---------- DATA SECTION

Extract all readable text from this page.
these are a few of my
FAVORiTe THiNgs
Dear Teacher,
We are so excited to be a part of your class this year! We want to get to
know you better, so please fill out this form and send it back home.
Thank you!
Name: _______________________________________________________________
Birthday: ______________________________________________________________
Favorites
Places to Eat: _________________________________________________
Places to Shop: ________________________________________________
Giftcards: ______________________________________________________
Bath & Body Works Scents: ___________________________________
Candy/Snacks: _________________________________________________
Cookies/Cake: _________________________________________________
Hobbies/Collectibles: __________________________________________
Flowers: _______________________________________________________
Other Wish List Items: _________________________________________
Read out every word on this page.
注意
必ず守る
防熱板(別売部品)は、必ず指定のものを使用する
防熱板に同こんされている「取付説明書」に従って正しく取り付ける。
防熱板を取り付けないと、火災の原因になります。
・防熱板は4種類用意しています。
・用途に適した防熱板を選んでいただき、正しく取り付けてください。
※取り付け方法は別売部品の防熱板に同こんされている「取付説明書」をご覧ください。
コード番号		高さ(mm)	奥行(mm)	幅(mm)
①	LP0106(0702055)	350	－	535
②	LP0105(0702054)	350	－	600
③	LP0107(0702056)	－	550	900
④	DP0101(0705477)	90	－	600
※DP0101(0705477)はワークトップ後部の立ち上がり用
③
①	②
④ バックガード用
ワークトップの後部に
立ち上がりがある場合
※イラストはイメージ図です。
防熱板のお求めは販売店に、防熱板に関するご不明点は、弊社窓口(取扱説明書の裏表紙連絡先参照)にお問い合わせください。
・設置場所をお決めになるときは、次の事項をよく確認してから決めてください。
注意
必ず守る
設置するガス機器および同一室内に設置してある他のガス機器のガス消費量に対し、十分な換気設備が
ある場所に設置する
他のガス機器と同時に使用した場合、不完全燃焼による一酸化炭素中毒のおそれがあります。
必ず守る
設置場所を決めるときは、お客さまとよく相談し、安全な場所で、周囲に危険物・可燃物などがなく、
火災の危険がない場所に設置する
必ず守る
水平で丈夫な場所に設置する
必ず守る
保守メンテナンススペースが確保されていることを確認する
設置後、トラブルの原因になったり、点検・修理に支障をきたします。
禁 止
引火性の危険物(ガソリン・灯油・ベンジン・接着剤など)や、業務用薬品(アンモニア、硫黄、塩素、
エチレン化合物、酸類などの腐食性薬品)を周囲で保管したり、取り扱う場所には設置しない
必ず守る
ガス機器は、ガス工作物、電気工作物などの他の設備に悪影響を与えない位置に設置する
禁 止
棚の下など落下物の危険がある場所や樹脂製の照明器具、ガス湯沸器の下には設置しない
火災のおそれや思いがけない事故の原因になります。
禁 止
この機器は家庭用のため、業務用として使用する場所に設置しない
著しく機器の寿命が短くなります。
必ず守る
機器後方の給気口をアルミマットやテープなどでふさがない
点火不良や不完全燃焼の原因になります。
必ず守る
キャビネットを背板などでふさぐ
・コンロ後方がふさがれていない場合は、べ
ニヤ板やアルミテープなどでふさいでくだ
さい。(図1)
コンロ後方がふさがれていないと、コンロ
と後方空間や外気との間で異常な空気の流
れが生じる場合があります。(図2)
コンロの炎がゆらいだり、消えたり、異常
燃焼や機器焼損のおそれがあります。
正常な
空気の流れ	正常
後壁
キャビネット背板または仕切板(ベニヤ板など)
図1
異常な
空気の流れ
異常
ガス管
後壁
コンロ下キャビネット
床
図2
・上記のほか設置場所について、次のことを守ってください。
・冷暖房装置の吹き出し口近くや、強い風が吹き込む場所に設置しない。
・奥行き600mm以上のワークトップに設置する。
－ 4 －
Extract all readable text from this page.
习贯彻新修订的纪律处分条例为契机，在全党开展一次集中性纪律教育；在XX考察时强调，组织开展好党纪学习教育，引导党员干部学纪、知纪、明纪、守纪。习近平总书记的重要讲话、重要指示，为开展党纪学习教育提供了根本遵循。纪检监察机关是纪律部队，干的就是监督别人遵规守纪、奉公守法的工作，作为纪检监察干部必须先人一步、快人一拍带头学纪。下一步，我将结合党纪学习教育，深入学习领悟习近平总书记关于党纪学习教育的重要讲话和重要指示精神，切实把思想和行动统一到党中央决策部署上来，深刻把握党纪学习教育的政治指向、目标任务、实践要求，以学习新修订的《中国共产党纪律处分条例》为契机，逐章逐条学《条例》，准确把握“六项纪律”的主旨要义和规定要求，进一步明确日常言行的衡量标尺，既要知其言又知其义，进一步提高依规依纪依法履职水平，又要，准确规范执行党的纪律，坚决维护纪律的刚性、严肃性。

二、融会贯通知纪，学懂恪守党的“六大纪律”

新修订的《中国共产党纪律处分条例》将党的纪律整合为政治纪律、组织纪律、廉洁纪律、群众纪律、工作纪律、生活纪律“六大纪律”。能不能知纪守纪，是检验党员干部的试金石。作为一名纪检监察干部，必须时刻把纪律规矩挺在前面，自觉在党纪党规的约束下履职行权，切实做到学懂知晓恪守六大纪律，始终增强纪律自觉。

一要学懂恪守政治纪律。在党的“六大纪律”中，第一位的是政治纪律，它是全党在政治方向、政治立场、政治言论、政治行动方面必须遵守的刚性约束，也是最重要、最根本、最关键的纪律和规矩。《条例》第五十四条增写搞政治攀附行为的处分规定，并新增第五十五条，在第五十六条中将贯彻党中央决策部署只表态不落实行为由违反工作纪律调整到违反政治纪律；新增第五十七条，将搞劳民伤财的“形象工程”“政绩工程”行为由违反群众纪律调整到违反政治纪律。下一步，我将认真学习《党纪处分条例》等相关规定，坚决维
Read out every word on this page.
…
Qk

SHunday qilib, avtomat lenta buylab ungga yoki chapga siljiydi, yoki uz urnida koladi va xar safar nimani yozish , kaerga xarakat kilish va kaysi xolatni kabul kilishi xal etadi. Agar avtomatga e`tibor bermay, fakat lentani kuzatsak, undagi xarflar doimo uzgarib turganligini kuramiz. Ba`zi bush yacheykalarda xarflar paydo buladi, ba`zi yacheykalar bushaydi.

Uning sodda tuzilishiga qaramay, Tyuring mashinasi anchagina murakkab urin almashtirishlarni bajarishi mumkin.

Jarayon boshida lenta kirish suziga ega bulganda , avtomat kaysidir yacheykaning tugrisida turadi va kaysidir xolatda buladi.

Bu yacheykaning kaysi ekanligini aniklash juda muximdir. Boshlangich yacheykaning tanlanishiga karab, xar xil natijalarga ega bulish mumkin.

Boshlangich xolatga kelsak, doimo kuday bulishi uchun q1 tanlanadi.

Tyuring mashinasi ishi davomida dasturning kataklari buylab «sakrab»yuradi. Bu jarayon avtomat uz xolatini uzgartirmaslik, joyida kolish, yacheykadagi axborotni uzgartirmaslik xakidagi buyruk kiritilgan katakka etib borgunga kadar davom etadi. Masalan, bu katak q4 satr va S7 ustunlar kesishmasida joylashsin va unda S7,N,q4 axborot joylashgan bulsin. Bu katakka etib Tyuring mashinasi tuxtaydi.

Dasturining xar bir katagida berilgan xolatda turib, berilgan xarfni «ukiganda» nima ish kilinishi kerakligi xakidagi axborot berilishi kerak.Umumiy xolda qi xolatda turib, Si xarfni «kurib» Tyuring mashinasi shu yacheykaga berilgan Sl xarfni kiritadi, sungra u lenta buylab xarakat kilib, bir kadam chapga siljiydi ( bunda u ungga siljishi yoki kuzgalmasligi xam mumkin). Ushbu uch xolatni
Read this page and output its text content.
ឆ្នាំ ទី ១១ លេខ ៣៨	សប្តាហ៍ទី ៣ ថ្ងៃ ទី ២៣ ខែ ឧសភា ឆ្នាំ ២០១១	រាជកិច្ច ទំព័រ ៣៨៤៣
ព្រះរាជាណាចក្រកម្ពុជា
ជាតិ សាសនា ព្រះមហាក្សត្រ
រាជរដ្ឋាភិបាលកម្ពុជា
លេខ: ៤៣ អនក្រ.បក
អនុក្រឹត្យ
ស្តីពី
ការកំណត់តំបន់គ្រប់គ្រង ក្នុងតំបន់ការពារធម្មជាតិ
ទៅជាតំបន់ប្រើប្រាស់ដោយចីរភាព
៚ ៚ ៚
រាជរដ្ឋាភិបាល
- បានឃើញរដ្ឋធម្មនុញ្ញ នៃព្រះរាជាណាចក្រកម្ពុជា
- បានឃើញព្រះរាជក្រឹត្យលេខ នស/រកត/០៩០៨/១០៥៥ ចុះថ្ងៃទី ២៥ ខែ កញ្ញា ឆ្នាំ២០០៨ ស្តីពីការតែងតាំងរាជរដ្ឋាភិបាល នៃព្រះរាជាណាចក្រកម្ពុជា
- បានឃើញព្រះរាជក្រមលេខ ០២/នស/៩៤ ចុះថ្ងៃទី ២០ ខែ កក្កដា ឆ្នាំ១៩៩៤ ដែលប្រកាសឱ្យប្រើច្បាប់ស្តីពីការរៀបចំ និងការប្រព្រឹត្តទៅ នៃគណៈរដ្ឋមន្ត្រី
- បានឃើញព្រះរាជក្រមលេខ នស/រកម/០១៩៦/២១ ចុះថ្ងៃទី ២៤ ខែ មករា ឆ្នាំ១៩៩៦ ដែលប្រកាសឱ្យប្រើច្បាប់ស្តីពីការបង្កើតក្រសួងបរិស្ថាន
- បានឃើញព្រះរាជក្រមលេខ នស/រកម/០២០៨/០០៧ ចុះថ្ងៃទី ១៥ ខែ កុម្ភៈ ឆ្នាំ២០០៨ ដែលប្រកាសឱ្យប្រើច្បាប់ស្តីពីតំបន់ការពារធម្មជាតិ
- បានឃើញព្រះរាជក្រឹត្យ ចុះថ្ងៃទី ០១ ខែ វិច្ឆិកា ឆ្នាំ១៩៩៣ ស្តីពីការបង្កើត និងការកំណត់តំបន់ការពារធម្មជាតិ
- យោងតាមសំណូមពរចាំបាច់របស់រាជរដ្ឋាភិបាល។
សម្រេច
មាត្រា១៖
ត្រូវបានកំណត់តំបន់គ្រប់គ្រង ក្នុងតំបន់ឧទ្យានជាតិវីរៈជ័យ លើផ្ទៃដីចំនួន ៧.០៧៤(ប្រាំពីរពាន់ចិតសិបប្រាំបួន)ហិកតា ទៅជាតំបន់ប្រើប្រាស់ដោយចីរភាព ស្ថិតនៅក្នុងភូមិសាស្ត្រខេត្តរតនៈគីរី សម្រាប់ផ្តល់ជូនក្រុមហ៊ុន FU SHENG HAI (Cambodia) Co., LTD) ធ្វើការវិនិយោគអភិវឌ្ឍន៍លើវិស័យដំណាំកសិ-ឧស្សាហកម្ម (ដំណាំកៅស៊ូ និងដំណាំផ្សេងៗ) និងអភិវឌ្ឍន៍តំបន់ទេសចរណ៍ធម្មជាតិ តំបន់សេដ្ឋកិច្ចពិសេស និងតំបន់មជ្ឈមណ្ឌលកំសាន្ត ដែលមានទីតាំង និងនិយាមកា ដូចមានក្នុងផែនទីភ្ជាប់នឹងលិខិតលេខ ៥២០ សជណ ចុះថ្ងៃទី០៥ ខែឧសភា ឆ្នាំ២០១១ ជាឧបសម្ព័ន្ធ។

--------------------

# [WHAT NEEDS TO BE DONE]
Take every line above carrying "Tyuring" and return it.

# [RESPONSE TO THE TASK]
Uning sodda tuzilishiga qaramay, Tyuring mashinasi anchagina murakkab urin almashtirishlarni bajarishi mumkin.
Tyuring mashinasi ishi davomida dasturning kataklari buylab «sakrab»yuradi. Bu jarayon avtomat uz xolatini uzgartirmaslik, joyida kolish, yacheykadagi axborotni uzgartirmaslik xakidagi buyruk kiritilgan katakka etib borgunga kadar davom etadi. Masalan, bu katak q4 satr va S7 ustunlar kesishmasida joylashsin va unda S7,N,q4 axborot joylashgan bulsin. Bu katakka etib Tyuring mashinasi tuxtaydi.
Dasturining xar bir katagida berilgan xolatda turib, berilgan xarfni «ukiganda» nima ish kilinishi kerakligi xakidagi axborot berilishi kerak.Umumiy xolda qi xolatda turib, Si xarfni «kurib» Tyuring mashinasi shu yacheykaga berilgan Sl xarfni kiritadi, sungra u lenta buylab xarakat kilib, bir kadam chapga siljiydi ( bunda u ungga siljishi yoki kuzgalmasligi xam mumkin). Ushbu uch xolatni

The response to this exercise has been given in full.